--- Start Dataset records ---
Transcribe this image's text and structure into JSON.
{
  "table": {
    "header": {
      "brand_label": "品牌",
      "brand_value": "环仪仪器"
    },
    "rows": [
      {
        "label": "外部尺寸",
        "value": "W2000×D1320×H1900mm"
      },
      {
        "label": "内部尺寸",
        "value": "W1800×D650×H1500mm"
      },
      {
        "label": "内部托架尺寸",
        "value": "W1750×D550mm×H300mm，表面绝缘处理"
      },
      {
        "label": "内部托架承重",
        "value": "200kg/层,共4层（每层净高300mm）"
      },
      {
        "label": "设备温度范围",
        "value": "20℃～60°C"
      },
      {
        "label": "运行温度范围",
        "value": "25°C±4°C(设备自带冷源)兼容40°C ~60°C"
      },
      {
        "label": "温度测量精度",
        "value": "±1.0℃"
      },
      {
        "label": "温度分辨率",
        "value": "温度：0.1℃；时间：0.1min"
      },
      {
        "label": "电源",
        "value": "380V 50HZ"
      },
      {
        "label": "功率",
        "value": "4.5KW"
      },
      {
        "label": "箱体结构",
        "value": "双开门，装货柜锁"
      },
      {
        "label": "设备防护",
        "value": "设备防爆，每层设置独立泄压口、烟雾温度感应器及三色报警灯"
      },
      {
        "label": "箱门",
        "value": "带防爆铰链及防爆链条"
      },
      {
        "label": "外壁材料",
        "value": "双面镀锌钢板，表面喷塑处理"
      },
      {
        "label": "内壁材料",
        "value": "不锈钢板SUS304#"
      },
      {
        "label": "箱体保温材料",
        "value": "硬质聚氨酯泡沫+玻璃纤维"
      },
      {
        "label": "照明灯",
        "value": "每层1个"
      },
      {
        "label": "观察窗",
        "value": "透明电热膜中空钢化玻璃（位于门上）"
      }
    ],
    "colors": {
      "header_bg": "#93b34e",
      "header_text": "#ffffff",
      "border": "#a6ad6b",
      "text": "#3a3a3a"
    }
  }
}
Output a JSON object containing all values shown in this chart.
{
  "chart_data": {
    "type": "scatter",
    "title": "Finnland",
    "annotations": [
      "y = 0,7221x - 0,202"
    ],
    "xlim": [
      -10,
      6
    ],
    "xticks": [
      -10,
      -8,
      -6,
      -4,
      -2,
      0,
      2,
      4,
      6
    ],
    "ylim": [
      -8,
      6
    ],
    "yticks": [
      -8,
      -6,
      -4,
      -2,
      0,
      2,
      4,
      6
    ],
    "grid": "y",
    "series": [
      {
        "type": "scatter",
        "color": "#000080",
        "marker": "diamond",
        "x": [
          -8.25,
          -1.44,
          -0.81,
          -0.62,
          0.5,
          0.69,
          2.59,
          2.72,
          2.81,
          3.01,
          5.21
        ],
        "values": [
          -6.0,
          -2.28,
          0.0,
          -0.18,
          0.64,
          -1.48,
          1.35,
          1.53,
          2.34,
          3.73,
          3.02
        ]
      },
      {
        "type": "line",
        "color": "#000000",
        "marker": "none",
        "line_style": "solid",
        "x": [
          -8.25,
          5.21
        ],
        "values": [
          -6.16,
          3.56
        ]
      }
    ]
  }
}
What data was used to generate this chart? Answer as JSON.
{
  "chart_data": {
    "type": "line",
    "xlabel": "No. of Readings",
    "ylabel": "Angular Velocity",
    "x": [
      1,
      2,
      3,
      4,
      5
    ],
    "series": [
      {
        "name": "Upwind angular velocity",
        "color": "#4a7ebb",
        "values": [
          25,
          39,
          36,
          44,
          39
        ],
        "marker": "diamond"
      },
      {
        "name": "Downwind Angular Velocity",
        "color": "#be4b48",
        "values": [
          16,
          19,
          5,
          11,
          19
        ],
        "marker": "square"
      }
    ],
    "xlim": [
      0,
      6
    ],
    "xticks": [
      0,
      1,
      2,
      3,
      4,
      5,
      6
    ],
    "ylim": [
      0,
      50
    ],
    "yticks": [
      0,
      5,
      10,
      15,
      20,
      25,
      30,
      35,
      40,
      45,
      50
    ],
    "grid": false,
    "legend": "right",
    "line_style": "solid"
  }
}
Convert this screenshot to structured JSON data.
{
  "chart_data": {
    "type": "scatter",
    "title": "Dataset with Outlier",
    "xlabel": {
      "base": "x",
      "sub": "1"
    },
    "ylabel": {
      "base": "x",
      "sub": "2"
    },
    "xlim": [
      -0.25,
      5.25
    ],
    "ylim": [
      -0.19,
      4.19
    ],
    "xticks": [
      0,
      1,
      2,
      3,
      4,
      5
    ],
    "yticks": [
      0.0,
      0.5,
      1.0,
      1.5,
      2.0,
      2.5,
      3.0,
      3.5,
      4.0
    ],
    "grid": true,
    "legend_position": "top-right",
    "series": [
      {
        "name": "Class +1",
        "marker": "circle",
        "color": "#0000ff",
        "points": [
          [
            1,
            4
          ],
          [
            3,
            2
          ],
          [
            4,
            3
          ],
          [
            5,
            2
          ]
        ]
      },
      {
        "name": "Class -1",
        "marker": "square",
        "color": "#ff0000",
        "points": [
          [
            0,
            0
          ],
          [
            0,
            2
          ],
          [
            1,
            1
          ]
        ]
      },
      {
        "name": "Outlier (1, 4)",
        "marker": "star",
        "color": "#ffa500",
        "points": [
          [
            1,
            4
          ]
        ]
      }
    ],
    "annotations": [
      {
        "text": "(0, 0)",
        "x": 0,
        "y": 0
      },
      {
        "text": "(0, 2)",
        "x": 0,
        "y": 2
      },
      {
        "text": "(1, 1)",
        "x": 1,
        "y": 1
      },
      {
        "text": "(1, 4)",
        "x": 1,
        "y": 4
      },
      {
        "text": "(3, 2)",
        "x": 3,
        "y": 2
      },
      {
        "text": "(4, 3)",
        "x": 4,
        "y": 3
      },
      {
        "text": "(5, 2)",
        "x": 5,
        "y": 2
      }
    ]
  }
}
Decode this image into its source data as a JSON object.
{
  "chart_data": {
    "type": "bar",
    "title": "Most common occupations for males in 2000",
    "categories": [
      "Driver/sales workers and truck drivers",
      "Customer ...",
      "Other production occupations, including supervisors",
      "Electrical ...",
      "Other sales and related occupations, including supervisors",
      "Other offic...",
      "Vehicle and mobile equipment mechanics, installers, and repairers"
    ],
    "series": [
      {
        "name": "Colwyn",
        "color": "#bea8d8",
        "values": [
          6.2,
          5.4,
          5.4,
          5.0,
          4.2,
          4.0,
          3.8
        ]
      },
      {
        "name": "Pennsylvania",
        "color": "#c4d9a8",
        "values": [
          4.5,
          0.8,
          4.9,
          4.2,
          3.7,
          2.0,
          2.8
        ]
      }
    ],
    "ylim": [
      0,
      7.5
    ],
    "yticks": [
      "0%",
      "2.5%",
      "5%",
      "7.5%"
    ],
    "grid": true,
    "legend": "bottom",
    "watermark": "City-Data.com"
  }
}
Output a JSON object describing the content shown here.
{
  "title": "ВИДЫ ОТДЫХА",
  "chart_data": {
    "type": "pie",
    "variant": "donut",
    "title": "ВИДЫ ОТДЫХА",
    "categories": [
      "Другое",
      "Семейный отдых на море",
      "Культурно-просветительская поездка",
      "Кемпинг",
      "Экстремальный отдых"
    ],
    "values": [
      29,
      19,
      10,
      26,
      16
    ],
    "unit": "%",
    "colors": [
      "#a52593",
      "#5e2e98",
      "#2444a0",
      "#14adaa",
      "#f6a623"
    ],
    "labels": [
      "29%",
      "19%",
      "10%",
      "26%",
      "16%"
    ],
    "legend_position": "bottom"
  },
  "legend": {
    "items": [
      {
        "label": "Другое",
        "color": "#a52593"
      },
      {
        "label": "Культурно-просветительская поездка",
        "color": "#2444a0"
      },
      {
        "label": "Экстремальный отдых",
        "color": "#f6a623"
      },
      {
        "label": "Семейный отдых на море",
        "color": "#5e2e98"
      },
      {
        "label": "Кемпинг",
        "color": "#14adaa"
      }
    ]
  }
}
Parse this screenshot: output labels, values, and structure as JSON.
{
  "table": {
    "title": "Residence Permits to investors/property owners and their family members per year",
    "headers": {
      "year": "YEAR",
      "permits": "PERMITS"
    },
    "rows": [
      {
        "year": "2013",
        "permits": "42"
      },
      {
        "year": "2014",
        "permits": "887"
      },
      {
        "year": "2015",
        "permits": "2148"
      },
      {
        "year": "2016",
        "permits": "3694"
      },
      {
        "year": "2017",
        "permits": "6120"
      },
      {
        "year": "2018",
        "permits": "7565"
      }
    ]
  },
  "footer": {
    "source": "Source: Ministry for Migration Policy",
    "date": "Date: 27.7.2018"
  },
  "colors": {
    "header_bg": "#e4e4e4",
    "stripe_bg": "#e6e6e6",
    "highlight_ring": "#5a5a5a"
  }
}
--- End Dataset records ---
» Description of the task: Gather, from the listing above, every line carrying the word "type".

» Exercise answer:
    "type": "scatter",
        "type": "scatter",
        "type": "line",
    "type": "line",
    "type": "scatter",
    "type": "bar",
    "type": "pie",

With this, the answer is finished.